# [Document excerpt]
<<<<

Referenced in: none

Automatically associated channels: Kir6.2

Title: Oxygen induction of epithelial Na(+) transport requires heme proteins.

Authors: B Rafii, C Coutinho, G Otulakowski, H O'Brodovich

Journal, date & volume: Am. J. Physiol. Lung Cell Mol. Physiol., 2000 Feb , 278, L399-406

PubMed link: http://www.ncbi.nlm.nih.gov/pubmed/10666125

Abstract
Fetal distal lung epithelial (FDLE) cells exposed to a postnatal O(2) concentration of 21% have higher epithelial Na(+) channel (ENaC) mRNA levels and Na(+) transport relative to FDLE cells grown in a fetal O(2) concentration of 3%. To investigate the mechanism of this process, FDLE monolayers were initially cultured in 3% O(2), and then some were switched to a 21% O(2) environment. Incubation of FDLE cells with the iron chelator deferoxamine, CoCl(2), NiCl(2), or an inhibitor of heme synthesis prevented or diminished the O(2) induction of amiloride-sensitive short-circuit current in FDLE cells. Similarly, defer- oxamine and cobalt prevented O(2)-induced ENaC mRNA expression. Exposure of FDLE cells grown under hypoxic conditions to carbon monoxide increased both ENaC mRNA expression and amiloride-sensitive short-circuit current. We therefore concluded that induction of ENaC mRNA expression and amiloride-sensitive Na(+) transport in FDLE cells by a physiological increase in O(2) concentration seen at birth requires iron and heme proteins.

>>>>

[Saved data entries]

<<<<

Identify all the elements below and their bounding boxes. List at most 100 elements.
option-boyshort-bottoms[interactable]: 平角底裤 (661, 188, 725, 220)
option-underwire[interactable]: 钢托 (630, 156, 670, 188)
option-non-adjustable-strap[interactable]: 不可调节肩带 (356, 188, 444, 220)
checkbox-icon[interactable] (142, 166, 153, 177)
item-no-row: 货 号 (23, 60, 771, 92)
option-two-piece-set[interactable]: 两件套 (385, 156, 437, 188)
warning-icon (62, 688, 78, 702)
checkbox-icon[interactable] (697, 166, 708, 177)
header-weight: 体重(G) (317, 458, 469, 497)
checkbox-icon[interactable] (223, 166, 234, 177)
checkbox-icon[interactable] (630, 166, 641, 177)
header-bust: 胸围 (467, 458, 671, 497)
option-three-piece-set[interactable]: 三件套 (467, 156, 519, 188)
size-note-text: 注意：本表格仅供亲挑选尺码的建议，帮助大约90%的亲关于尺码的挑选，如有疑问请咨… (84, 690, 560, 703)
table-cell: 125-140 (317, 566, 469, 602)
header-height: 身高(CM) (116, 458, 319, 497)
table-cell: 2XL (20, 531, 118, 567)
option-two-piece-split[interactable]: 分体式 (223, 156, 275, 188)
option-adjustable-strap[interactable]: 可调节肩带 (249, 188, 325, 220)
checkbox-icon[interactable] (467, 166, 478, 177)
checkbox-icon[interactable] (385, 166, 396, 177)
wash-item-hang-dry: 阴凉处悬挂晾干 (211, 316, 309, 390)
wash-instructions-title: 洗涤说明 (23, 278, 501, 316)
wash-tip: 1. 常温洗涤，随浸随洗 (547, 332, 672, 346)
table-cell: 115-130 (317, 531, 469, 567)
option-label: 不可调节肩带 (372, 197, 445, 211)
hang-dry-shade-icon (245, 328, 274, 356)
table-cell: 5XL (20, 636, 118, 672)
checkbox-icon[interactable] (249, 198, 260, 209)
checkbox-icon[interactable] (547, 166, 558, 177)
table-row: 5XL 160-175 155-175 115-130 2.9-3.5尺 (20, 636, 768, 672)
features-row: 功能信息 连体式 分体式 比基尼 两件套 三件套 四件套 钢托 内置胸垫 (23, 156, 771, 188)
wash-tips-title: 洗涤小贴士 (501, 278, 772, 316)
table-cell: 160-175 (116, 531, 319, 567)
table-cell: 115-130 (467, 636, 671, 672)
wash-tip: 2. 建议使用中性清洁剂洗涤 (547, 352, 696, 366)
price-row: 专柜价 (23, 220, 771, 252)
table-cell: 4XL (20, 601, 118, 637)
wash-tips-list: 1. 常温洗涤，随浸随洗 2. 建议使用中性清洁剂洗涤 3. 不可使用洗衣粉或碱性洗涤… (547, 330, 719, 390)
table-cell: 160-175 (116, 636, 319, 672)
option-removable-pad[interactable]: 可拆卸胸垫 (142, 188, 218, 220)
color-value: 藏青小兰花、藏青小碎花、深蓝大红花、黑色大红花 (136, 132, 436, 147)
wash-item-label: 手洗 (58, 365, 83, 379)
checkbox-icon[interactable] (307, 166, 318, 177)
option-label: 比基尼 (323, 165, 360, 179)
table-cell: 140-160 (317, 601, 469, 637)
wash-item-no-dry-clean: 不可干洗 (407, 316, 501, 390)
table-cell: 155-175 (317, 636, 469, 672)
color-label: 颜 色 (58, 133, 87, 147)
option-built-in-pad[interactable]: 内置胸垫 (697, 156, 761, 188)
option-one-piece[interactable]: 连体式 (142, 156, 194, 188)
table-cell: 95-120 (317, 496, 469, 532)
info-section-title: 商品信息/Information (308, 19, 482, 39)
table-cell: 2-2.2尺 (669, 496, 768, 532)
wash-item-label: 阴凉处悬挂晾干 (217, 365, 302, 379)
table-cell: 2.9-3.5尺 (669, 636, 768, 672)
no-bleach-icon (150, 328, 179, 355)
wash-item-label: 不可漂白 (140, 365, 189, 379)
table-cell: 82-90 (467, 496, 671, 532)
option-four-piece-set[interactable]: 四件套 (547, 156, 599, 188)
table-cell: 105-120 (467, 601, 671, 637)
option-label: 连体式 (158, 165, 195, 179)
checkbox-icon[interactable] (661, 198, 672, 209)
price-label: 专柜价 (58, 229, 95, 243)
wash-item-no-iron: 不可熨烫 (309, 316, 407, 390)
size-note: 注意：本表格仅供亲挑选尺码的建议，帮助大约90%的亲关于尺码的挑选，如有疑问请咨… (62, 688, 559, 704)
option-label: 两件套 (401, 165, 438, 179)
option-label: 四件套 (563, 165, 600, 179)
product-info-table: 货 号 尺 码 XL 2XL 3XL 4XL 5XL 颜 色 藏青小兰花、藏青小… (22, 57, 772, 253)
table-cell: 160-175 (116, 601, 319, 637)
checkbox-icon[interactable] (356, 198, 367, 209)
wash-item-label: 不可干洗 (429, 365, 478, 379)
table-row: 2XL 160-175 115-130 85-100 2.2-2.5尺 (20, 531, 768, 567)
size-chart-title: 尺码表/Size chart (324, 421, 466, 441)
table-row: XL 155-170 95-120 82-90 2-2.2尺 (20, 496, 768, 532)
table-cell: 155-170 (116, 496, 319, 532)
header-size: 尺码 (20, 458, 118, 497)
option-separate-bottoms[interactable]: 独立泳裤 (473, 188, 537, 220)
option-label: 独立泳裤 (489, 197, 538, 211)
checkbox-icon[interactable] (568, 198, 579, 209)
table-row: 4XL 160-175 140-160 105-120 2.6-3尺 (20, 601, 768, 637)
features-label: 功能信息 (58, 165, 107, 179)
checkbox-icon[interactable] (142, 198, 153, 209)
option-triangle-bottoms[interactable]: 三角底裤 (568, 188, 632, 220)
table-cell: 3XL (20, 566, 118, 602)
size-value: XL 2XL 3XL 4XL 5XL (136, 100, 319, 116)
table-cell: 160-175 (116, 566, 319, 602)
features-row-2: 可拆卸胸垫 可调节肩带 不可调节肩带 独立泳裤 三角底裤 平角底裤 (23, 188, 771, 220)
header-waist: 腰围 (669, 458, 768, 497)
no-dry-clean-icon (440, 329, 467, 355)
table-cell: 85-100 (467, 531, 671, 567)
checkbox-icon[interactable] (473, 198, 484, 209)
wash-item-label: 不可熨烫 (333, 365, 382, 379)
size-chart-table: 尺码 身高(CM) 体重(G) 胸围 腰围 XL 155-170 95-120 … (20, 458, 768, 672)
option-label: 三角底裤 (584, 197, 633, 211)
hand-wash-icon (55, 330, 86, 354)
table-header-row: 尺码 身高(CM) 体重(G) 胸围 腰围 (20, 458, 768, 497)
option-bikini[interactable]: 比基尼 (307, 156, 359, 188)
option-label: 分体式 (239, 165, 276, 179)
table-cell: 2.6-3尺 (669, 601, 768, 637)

>>>>

# [What is needed]
Answer the following about the article record on oxygen induction of epithelial Na(+) transport:
(a) In which journal and in what month and year was the article published?
(b) What O(2) concentrations does the abstract give for the fetal and the postnatal conditions?
(c) What effect did exposure to carbon monoxide have on FDLE cells grown under hypoxic conditions?

# [Exercise result]
(a) Am. J. Physiol. Lung Cell Mol. Physiol., February 2000.
(b) The fetal O(2) concentration is 3%, and the postnatal O(2) concentration is 21%.
(c) It increased both ENaC mRNA expression and amiloride-sensitive short-circuit current.